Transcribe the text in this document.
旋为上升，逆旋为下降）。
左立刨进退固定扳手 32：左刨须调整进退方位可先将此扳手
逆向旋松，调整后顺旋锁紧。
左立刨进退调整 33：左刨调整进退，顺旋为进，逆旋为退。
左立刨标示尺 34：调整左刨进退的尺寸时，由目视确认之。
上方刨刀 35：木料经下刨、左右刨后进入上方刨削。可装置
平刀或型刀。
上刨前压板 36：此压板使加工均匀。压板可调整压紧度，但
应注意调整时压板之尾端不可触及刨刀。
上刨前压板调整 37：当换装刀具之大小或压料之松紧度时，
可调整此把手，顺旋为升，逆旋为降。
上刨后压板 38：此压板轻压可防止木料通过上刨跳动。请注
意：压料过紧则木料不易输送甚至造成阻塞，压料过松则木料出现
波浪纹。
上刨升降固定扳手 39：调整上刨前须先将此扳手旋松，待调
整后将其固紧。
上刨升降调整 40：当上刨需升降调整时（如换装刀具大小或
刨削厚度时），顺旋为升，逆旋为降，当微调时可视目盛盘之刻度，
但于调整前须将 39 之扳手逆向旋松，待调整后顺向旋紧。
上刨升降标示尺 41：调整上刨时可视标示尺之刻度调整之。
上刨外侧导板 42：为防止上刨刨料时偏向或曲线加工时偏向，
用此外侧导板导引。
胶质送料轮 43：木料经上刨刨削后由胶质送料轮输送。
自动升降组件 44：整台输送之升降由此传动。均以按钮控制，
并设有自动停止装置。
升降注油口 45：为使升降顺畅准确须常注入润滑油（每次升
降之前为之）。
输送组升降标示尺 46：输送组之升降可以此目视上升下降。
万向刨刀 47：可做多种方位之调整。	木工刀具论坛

• • • • • • •

-- EXERCISE DETAILS --
Reproduce the listing above verbatim, from first line to last.

-- FULL SOLUTION --
Transcribe the text in this document.
旋为上升，逆旋为下降）。
左立刨进退固定扳手 32：左刨须调整进退方位可先将此扳手
逆向旋松，调整后顺旋锁紧。
左立刨进退调整 33：左刨调整进退，顺旋为进，逆旋为退。
左立刨标示尺 34：调整左刨进退的尺寸时，由目视确认之。
上方刨刀 35：木料经下刨、左右刨后进入上方刨削。可装置
平刀或型刀。
上刨前压板 36：此压板使加工均匀。压板可调整压紧度，但
应注意调整时压板之尾端不可触及刨刀。
上刨前压板调整 37：当换装刀具之大小或压料之松紧度时，
可调整此把手，顺旋为升，逆旋为降。
上刨后压板 38：此压板轻压可防止木料通过上刨跳动。请注
意：压料过紧则木料不易输送甚至造成阻塞，压料过松则木料出现
波浪纹。
上刨升降固定扳手 39：调整上刨前须先将此扳手旋松，待调
整后将其固紧。
上刨升降调整 40：当上刨需升降调整时（如换装刀具大小或
刨削厚度时），顺旋为升，逆旋为降，当微调时可视目盛盘之刻度，
但于调整前须将 39 之扳手逆向旋松，待调整后顺向旋紧。
上刨升降标示尺 41：调整上刨时可视标示尺之刻度调整之。
上刨外侧导板 42：为防止上刨刨料时偏向或曲线加工时偏向，
用此外侧导板导引。
胶质送料轮 43：木料经上刨刨削后由胶质送料轮输送。
自动升降组件 44：整台输送之升降由此传动。均以按钮控制，
并设有自动停止装置。
升降注油口 45：为使升降顺畅准确须常注入润滑油（每次升
降之前为之）。
输送组升降标示尺 46：输送组之升降可以此目视上升下降。
万向刨刀 47：可做多种方位之调整。	木工刀具论坛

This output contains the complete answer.